------ GIVEN RECORDS ------

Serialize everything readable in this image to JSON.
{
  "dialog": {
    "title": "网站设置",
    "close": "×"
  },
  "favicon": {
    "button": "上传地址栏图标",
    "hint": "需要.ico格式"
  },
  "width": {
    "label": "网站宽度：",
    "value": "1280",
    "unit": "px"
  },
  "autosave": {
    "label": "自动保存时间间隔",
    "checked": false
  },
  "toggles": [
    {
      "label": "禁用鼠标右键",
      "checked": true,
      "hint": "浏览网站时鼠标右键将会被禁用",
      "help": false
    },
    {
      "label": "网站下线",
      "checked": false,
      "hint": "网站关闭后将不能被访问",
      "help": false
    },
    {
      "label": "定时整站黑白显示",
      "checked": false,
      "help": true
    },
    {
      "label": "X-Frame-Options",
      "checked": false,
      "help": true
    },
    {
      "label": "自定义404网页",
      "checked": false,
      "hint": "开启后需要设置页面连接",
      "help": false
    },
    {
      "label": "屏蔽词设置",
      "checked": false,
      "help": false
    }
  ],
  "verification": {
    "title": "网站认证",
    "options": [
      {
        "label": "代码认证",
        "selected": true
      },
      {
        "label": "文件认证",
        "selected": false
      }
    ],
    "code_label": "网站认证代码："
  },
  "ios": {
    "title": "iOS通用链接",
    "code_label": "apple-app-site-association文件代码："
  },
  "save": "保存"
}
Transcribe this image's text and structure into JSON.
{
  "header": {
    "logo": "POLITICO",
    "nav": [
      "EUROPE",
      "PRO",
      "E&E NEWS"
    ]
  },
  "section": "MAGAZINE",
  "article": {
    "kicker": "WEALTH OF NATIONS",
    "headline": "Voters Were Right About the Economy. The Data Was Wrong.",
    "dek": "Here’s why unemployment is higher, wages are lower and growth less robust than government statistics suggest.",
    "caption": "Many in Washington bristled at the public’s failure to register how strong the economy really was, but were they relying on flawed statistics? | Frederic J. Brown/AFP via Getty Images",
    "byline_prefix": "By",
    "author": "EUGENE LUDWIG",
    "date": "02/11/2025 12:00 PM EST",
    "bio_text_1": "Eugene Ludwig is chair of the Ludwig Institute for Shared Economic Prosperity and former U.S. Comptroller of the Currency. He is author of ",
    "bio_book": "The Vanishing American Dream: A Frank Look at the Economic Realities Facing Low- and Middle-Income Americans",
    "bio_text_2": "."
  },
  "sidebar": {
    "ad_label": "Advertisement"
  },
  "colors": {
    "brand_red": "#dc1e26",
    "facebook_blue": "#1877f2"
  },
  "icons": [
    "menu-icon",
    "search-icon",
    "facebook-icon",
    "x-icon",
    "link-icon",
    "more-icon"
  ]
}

------

YOUR OBJECTIVE: Give the records above again, word for word.

EXERCISE RESULT:
Serialize everything readable in this image to JSON.
{
  "dialog": {
    "title": "网站设置",
    "close": "×"
  },
  "favicon": {
    "button": "上传地址栏图标",
    "hint": "需要.ico格式"
  },
  "width": {
    "label": "网站宽度：",
    "value": "1280",
    "unit": "px"
  },
  "autosave": {
    "label": "自动保存时间间隔",
    "checked": false
  },
  "toggles": [
    {
      "label": "禁用鼠标右键",
      "checked": true,
      "hint": "浏览网站时鼠标右键将会被禁用",
      "help": false
    },
    {
      "label": "网站下线",
      "checked": false,
      "hint": "网站关闭后将不能被访问",
      "help": false
    },
    {
      "label": "定时整站黑白显示",
      "checked": false,
      "help": true
    },
    {
      "label": "X-Frame-Options",
      "checked": false,
      "help": true
    },
    {
      "label": "自定义404网页",
      "checked": false,
      "hint": "开启后需要设置页面连接",
      "help": false
    },
    {
      "label": "屏蔽词设置",
      "checked": false,
      "help": false
    }
  ],
  "verification": {
    "title": "网站认证",
    "options": [
      {
        "label": "代码认证",
        "selected": true
      },
      {
        "label": "文件认证",
        "selected": false
      }
    ],
    "code_label": "网站认证代码："
  },
  "ios": {
    "title": "iOS通用链接",
    "code_label": "apple-app-site-association文件代码："
  },
  "save": "保存"
}
Transcribe this image's text and structure into JSON.
{
  "header": {
    "logo": "POLITICO",
    "nav": [
      "EUROPE",
      "PRO",
      "E&E NEWS"
    ]
  },
  "section": "MAGAZINE",
  "article": {
    "kicker": "WEALTH OF NATIONS",
    "headline": "Voters Were Right About the Economy. The Data Was Wrong.",
    "dek": "Here’s why unemployment is higher, wages are lower and growth less robust than government statistics suggest.",
    "caption": "Many in Washington bristled at the public’s failure to register how strong the economy really was, but were they relying on flawed statistics? | Frederic J. Brown/AFP via Getty Images",
    "byline_prefix": "By",
    "author": "EUGENE LUDWIG",
    "date": "02/11/2025 12:00 PM EST",
    "bio_text_1": "Eugene Ludwig is chair of the Ludwig Institute for Shared Economic Prosperity and former U.S. Comptroller of the Currency. He is author of ",
    "bio_book": "The Vanishing American Dream: A Frank Look at the Economic Realities Facing Low- and Middle-Income Americans",
    "bio_text_2": "."
  },
  "sidebar": {
    "ad_label": "Advertisement"
  },
  "colors": {
    "brand_red": "#dc1e26",
    "facebook_blue": "#1877f2"
  },
  "icons": [
    "menu-icon",
    "search-icon",
    "facebook-icon",
    "x-icon",
    "link-icon",
    "more-icon"
  ]
}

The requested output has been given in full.